■ Exercise materials:
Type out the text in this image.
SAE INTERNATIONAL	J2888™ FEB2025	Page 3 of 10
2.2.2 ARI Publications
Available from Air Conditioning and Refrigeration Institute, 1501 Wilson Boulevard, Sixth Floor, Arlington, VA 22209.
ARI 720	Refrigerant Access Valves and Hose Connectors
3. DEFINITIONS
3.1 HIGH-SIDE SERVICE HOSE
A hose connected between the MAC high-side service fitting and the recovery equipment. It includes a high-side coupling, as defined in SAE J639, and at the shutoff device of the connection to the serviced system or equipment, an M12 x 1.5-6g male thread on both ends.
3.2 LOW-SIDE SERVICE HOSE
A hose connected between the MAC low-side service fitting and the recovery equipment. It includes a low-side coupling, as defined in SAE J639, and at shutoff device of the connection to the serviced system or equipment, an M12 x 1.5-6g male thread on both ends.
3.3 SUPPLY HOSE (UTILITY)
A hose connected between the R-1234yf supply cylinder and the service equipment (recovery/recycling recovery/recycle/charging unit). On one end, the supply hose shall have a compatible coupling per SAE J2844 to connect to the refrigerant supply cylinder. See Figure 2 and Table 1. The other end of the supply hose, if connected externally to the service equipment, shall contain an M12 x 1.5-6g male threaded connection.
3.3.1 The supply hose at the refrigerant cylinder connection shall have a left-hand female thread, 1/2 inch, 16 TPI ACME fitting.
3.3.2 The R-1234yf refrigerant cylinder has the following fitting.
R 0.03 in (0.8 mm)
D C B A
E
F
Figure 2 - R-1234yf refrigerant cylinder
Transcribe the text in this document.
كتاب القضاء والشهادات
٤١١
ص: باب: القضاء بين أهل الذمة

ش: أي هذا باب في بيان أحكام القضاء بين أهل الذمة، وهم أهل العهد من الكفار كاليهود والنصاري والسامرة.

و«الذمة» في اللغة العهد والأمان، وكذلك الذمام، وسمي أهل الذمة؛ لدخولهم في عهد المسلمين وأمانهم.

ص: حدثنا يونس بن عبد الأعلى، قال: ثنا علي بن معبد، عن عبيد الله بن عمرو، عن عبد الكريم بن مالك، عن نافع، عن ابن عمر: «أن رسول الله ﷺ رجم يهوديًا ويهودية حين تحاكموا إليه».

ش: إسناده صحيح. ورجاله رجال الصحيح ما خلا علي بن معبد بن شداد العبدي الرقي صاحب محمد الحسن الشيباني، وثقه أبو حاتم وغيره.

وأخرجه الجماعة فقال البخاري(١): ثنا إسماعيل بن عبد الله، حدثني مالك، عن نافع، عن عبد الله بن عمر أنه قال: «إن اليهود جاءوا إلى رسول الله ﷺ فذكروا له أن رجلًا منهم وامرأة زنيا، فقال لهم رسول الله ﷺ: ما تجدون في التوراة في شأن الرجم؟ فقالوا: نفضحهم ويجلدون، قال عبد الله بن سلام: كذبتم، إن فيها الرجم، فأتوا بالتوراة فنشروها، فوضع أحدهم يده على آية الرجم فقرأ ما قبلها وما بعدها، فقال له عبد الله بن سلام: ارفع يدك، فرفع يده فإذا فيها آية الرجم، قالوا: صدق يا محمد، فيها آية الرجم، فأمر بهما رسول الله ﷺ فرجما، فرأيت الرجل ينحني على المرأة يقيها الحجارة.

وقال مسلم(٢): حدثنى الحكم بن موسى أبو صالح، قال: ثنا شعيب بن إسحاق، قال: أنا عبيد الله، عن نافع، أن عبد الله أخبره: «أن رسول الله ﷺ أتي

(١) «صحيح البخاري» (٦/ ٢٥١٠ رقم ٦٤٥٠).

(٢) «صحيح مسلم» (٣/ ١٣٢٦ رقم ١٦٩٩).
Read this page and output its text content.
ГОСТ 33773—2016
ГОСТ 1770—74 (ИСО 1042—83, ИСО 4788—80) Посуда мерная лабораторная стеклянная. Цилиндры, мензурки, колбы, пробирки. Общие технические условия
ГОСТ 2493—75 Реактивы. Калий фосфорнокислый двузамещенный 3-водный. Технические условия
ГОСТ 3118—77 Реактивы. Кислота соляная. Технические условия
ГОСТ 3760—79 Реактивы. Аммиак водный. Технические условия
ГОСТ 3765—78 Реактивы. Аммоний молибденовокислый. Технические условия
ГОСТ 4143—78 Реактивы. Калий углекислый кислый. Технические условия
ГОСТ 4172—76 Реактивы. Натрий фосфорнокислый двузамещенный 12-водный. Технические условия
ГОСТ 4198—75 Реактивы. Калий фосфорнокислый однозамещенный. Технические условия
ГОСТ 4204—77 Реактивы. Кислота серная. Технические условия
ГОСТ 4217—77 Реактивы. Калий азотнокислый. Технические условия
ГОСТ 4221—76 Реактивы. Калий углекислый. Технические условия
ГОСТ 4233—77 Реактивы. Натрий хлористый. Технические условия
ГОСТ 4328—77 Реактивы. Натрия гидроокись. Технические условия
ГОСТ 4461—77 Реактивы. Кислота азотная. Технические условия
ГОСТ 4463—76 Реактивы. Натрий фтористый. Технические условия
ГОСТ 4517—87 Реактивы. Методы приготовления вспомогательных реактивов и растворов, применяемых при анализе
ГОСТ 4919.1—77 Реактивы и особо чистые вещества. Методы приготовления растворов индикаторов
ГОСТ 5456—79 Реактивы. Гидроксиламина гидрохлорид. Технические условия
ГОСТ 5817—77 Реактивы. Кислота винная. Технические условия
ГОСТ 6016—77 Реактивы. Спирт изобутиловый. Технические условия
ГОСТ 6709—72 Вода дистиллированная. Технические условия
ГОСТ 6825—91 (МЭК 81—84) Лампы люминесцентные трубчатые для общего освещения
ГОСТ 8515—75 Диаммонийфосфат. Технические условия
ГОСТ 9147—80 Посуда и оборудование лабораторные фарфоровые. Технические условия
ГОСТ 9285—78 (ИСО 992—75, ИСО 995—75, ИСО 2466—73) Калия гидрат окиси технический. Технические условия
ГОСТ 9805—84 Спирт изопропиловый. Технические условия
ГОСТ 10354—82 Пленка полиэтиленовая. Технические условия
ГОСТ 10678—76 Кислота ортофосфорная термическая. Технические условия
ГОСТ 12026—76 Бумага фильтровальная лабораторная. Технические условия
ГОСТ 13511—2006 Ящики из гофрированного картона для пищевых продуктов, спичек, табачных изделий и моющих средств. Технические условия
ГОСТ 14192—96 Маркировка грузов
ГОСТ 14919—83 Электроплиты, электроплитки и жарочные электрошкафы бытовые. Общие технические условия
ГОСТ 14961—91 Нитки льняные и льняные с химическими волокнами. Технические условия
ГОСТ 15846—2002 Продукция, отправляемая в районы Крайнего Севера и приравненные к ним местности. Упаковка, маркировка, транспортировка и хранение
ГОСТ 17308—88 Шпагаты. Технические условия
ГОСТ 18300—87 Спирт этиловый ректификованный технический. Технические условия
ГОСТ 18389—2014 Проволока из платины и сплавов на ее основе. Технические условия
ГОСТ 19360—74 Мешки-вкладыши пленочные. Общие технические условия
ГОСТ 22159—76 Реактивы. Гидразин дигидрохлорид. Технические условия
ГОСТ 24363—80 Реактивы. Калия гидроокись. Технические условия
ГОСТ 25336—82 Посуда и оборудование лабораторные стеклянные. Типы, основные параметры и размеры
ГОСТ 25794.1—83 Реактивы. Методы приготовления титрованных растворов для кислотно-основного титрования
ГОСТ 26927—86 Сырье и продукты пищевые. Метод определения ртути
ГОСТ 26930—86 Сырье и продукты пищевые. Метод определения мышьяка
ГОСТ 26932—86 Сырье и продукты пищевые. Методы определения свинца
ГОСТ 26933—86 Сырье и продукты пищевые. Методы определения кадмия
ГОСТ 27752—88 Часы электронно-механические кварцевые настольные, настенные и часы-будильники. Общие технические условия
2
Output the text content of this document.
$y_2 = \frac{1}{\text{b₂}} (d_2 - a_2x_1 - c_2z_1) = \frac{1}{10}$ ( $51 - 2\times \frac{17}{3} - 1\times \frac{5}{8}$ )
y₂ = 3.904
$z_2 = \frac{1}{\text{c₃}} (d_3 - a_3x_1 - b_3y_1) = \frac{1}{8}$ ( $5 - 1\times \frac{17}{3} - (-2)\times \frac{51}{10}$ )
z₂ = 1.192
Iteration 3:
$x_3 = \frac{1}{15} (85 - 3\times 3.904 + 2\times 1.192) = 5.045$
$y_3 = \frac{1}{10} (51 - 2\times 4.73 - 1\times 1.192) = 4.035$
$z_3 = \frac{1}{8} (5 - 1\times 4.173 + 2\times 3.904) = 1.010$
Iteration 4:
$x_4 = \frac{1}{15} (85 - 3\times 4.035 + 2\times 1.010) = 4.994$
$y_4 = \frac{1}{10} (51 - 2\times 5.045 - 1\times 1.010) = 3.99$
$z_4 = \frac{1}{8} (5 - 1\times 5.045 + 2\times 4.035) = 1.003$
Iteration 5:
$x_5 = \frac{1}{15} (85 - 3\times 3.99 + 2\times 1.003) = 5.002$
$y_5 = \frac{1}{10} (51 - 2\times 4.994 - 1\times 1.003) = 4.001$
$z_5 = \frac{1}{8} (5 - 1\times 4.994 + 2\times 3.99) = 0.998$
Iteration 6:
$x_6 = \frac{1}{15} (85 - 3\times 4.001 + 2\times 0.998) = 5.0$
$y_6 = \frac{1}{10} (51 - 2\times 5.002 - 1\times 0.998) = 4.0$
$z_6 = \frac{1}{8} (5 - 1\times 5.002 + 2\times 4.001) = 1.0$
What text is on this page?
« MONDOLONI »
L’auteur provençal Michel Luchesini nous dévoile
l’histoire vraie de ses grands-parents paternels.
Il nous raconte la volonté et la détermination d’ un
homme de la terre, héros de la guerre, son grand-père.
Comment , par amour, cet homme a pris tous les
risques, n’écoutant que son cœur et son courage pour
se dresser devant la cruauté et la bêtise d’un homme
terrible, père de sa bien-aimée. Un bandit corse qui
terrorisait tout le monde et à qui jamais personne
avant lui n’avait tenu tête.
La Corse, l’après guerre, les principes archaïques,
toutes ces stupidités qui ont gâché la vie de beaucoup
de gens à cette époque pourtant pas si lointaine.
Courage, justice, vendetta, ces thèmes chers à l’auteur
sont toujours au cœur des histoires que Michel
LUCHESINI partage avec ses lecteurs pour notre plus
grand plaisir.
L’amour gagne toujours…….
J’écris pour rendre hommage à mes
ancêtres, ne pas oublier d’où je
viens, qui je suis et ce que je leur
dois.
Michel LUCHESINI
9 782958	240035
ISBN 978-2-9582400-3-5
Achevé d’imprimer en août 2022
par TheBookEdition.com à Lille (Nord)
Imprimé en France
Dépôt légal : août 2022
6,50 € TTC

■ What is being asked: Write out every line of the entries that holds the word "Натрий".

■ Task output:
ГОСТ 4172—76 Реактивы. Натрий фосфорнокислый двузамещенный 12-водный. Технические условия
ГОСТ 4233—77 Реактивы. Натрий хлористый. Технические условия
ГОСТ 4463—76 Реактивы. Натрий фтористый. Технические условия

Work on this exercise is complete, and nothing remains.